Copy all lines holding the word "name" from the entries.

Data for this task -
____________________
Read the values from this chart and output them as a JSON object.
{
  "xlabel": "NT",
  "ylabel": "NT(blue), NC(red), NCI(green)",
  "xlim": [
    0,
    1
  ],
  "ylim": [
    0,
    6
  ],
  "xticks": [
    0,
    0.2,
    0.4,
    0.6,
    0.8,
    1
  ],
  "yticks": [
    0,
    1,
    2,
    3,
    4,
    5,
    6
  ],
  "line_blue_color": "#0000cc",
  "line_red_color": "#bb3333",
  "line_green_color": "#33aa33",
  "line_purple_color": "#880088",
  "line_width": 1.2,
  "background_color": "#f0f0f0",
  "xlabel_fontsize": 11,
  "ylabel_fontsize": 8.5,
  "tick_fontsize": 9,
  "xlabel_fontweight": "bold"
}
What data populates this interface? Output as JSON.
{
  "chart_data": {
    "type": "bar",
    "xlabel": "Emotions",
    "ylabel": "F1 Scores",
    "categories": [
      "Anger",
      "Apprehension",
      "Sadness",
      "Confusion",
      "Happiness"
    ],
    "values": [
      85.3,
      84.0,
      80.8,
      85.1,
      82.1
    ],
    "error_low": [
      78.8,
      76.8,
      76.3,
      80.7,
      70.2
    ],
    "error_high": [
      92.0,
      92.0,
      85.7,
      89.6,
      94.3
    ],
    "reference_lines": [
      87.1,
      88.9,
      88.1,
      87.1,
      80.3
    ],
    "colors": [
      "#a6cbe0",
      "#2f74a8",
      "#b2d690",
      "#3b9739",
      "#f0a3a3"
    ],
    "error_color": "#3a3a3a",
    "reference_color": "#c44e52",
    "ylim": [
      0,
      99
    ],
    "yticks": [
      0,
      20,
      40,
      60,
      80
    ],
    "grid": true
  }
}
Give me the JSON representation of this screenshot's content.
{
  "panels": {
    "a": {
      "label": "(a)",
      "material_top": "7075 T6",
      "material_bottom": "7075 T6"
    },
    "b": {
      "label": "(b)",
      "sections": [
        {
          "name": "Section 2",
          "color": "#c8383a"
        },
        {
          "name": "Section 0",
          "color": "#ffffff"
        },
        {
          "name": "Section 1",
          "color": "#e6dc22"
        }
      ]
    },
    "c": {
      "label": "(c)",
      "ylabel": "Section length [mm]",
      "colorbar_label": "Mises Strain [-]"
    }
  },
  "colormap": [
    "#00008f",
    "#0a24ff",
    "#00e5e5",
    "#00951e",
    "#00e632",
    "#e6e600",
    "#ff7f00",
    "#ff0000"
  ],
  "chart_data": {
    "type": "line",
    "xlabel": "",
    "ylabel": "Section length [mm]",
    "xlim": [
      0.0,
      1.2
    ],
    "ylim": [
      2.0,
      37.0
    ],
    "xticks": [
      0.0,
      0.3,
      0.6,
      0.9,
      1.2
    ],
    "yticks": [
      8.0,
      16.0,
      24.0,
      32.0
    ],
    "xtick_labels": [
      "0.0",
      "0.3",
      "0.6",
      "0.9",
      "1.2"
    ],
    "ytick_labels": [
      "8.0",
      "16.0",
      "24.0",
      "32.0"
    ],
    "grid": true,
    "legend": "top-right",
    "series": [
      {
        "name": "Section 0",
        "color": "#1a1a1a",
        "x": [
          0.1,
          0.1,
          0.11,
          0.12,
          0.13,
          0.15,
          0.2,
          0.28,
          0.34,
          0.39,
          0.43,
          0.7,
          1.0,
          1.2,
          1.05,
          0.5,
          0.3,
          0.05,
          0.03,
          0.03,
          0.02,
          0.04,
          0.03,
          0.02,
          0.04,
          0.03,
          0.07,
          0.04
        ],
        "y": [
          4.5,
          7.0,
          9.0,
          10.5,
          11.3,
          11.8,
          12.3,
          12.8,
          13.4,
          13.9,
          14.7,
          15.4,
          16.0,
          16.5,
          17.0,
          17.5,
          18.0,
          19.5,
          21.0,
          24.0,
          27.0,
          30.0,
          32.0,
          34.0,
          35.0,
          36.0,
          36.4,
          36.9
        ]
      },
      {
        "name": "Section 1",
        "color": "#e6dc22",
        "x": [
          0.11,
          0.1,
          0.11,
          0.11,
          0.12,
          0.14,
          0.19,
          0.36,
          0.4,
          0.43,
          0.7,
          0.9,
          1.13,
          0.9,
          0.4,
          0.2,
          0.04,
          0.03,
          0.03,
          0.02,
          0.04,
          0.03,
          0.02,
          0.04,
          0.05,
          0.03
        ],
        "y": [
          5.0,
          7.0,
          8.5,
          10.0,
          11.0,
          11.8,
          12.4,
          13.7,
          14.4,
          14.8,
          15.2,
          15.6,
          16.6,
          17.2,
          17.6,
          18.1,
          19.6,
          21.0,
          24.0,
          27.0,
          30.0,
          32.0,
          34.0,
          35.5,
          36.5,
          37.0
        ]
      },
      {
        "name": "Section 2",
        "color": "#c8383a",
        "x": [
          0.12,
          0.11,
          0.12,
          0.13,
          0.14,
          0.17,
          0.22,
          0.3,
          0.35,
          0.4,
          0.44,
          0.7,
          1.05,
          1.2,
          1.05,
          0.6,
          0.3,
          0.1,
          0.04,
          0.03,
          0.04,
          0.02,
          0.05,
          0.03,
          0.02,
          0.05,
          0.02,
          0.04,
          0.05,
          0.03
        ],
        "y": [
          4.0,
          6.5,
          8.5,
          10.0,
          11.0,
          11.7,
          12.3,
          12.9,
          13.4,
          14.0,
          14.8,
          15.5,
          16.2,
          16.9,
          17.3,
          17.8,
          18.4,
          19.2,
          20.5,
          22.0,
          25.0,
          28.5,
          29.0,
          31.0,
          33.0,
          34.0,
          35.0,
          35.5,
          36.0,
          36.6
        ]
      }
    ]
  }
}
____________________
Exercise result -
          "name": "Section 2",
          "name": "Section 0",
          "name": "Section 1",
        "name": "Section 0",
        "name": "Section 1",
        "name": "Section 2",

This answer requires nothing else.